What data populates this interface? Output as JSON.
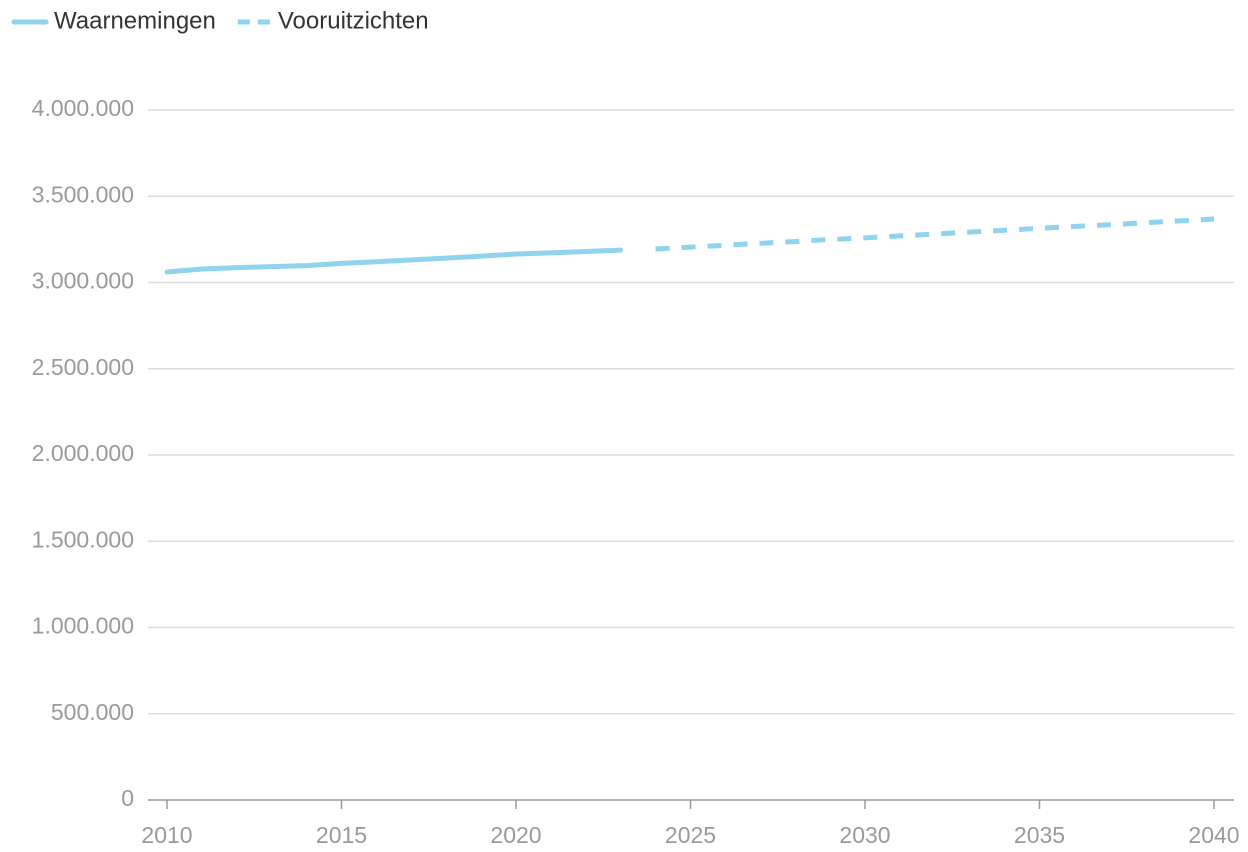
{
  "chart_data": {
    "type": "line",
    "series": [
      {
        "name": "Waarnemingen",
        "color": "#8fd3ee",
        "style": "solid",
        "x": [
          2010,
          2011,
          2012,
          2013,
          2014,
          2015,
          2016,
          2017,
          2018,
          2019,
          2020,
          2021,
          2022,
          2023
        ],
        "values": [
          3061000,
          3078000,
          3086000,
          3092000,
          3098000,
          3111000,
          3120000,
          3131000,
          3141000,
          3153000,
          3165000,
          3172000,
          3180000,
          3188000
        ]
      },
      {
        "name": "Vooruitzichten",
        "color": "#8fd3ee",
        "style": "dashed",
        "x": [
          2024,
          2025,
          2026,
          2027,
          2028,
          2029,
          2030,
          2031,
          2032,
          2033,
          2034,
          2035,
          2036,
          2037,
          2038,
          2039,
          2040
        ],
        "values": [
          3194000,
          3205000,
          3216000,
          3227000,
          3238000,
          3249000,
          3259000,
          3270000,
          3281000,
          3292000,
          3303000,
          3314000,
          3325000,
          3335000,
          3346000,
          3357000,
          3368000
        ]
      }
    ],
    "xlim": [
      2010,
      2040
    ],
    "xticks": [
      2010,
      2015,
      2020,
      2025,
      2030,
      2035,
      2040
    ],
    "ylim": [
      0,
      4000000
    ],
    "yticks": [
      0,
      {
        "value": 500000,
        "label": "500.000"
      },
      {
        "value": 1000000,
        "label": "1.000.000"
      },
      {
        "value": 1500000,
        "label": "1.500.000"
      },
      {
        "value": 2000000,
        "label": "2.000.000"
      },
      {
        "value": 2500000,
        "label": "2.500.000"
      },
      {
        "value": 3000000,
        "label": "3.000.000"
      },
      {
        "value": 3500000,
        "label": "3.500.000"
      },
      {
        "value": 4000000,
        "label": "4.000.000"
      }
    ],
    "grid": true,
    "legend": "top-left"
  }
}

**What is being asked:**
Going through the entries above, tally each line that has the word "label". Answer with the number only.

**Answer:**
8